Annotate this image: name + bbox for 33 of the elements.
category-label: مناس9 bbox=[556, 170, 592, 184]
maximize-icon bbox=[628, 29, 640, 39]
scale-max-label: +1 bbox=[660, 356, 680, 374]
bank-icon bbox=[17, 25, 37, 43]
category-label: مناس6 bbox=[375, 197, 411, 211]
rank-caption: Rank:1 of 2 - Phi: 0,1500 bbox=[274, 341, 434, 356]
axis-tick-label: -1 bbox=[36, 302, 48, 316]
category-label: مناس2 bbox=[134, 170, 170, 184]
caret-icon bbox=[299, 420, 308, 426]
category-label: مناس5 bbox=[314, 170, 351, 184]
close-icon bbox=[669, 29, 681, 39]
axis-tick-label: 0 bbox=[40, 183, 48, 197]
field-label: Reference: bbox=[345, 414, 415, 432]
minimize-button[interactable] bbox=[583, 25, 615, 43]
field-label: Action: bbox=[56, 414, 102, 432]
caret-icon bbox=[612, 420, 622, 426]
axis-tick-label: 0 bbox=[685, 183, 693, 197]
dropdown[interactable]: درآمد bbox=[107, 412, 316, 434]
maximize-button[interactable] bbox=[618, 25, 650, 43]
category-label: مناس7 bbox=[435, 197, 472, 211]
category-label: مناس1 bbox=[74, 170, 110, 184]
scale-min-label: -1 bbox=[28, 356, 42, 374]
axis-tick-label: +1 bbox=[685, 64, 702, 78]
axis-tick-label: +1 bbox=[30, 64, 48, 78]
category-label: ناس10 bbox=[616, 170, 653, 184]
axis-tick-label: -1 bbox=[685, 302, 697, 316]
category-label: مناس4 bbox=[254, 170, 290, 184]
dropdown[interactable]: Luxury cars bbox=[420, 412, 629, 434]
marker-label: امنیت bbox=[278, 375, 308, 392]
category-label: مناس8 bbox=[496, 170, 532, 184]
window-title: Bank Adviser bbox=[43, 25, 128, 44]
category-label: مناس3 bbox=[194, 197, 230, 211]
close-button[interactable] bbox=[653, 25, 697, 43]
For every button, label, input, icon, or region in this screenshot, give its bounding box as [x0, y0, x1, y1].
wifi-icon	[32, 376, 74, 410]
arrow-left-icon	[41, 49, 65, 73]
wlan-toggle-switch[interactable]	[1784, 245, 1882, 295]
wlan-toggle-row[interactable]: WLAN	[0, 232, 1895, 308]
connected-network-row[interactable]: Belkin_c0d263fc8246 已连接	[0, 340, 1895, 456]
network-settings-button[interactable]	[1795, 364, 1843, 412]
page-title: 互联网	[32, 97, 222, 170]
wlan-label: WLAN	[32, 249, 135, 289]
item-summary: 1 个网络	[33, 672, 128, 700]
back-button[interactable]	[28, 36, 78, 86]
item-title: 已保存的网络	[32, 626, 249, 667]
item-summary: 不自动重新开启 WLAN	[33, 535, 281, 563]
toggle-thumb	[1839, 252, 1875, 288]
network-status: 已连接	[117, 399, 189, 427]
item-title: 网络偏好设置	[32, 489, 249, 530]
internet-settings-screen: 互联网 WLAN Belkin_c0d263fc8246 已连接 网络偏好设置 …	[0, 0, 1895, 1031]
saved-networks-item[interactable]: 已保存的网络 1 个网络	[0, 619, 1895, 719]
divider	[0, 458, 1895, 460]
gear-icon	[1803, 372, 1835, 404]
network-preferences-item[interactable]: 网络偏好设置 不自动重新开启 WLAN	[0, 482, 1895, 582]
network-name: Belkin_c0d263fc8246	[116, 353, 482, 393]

============================================================

Task description —
Put every line above into a Markdown table with two columns, Row and Line. Number the rows in order and leave out any blank lines.

Written solution —
| Row | Line |
|---|---|
| 1 | Annotate this image: name + bbox for 33 of the elements. |
| 2 | category-label: مناس9 bbox=[556, 170, 592, 184] |
| 3 | maximize-icon bbox=[628, 29, 640, 39] |
| 4 | scale-max-label: +1 bbox=[660, 356, 680, 374] |
| 5 | bank-icon bbox=[17, 25, 37, 43] |
| 6 | category-label: مناس6 bbox=[375, 197, 411, 211] |
| 7 | rank-caption: Rank:1 of 2 - Phi: 0,1500 bbox=[274, 341, 434, 356] |
| 8 | axis-tick-label: -1 bbox=[36, 302, 48, 316] |
| 9 | category-label: مناس2 bbox=[134, 170, 170, 184] |
| 10 | caret-icon bbox=[299, 420, 308, 426] |
| 11 | category-label: مناس5 bbox=[314, 170, 351, 184] |
| 12 | close-icon bbox=[669, 29, 681, 39] |
| 13 | axis-tick-label: 0 bbox=[40, 183, 48, 197] |
| 14 | field-label: Reference: bbox=[345, 414, 415, 432] |
| 15 | minimize-button[interactable] bbox=[583, 25, 615, 43] |
| 16 | field-label: Action: bbox=[56, 414, 102, 432] |
| 17 | caret-icon bbox=[612, 420, 622, 426] |
| 18 | axis-tick-label: 0 bbox=[685, 183, 693, 197] |
| 19 | dropdown[interactable]: درآمد bbox=[107, 412, 316, 434] |
| 20 | maximize-button[interactable] bbox=[618, 25, 650, 43] |
| 21 | category-label: مناس7 bbox=[435, 197, 472, 211] |
| 22 | category-label: مناس1 bbox=[74, 170, 110, 184] |
| 23 | scale-min-label: -1 bbox=[28, 356, 42, 374] |
| 24 | axis-tick-label: +1 bbox=[685, 64, 702, 78] |
| 25 | axis-tick-label: +1 bbox=[30, 64, 48, 78] |
| 26 | category-label: ناس10 bbox=[616, 170, 653, 184] |
| 27 | axis-tick-label: -1 bbox=[685, 302, 697, 316] |
| 28 | category-label: مناس4 bbox=[254, 170, 290, 184] |
| 29 | dropdown[interactable]: Luxury cars bbox=[420, 412, 629, 434] |
| 30 | marker-label: امنیت bbox=[278, 375, 308, 392] |
| 31 | category-label: مناس8 bbox=[496, 170, 532, 184] |
| 32 | window-title: Bank Adviser bbox=[43, 25, 128, 44] |
| 33 | category-label: مناس3 bbox=[194, 197, 230, 211] |
| 34 | close-button[interactable] bbox=[653, 25, 697, 43] |
| 35 | For every button, label, input, icon, or region in this screenshot, give its bounding box as [x0, y0, x1, y1]. |
| 36 | wifi-icon	[32, 376, 74, 410] |
| 37 | arrow-left-icon	[41, 49, 65, 73] |
| 38 | wlan-toggle-switch[interactable]	[1784, 245, 1882, 295] |
| 39 | wlan-toggle-row[interactable]: WLAN	[0, 232, 1895, 308] |
| 40 | connected-network-row[interactable]: Belkin_c0d263fc8246 已连接	[0, 340, 1895, 456] |
| 41 | network-settings-button[interactable]	[1795, 364, 1843, 412] |
| 42 | page-title: 互联网	[32, 97, 222, 170] |
| 43 | wlan-label: WLAN	[32, 249, 135, 289] |
| 44 | item-summary: 1 个网络	[33, 672, 128, 700] |
| 45 | back-button[interactable]	[28, 36, 78, 86] |
| 46 | item-title: 已保存的网络	[32, 626, 249, 667] |
| 47 | item-summary: 不自动重新开启 WLAN	[33, 535, 281, 563] |
| 48 | toggle-thumb	[1839, 252, 1875, 288] |
| 49 | network-status: 已连接	[117, 399, 189, 427] |
| 50 | item-title: 网络偏好设置	[32, 489, 249, 530] |
| 51 | internet-settings-screen: 互联网 WLAN Belkin_c0d263fc8246 已连接 网络偏好设置 …	[0, 0, 1895, 1031] |
| 52 | saved-networks-item[interactable]: 已保存的网络 1 个网络	[0, 619, 1895, 719] |
| 53 | divider	[0, 458, 1895, 460] |
| 54 | gear-icon	[1803, 372, 1835, 404] |
| 55 | network-preferences-item[interactable]: 网络偏好设置 不自动重新开启 WLAN	[0, 482, 1895, 582] |
| 56 | network-name: Belkin_c0d263fc8246	[116, 353, 482, 393] |